Copy out all lines that carry the word "Marketplace".

---- DATA LISTING

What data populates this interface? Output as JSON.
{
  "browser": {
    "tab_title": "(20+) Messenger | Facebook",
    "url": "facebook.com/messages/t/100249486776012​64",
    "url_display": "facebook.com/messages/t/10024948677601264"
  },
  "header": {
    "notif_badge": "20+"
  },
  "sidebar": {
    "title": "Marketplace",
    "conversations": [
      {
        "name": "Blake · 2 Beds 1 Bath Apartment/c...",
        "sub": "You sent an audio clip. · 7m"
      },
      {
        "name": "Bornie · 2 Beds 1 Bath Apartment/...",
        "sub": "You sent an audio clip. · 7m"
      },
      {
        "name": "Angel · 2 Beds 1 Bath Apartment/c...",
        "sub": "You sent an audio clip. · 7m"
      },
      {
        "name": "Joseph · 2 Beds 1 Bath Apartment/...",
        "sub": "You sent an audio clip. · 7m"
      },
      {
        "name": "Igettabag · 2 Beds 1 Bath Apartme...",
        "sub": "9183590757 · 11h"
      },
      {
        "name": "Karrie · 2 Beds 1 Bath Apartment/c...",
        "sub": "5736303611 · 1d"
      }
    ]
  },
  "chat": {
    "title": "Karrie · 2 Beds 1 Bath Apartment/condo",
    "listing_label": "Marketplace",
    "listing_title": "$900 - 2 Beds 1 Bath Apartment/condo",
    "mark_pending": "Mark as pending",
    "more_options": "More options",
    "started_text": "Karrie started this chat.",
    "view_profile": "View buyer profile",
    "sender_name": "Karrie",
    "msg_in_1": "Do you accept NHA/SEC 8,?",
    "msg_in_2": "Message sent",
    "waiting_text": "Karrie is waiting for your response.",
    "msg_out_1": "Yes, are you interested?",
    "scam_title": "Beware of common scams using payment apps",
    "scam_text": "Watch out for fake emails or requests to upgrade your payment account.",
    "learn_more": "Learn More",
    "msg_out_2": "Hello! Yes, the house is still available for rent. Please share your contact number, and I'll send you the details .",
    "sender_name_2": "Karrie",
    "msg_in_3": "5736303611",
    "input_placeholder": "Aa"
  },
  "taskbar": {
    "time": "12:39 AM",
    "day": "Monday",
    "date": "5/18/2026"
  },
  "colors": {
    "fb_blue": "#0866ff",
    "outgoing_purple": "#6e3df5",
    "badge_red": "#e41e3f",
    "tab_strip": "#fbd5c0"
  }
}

--------

_OUTPUT FOR THIS EXERCISE_.
    "title": "Marketplace",
    "listing_label": "Marketplace",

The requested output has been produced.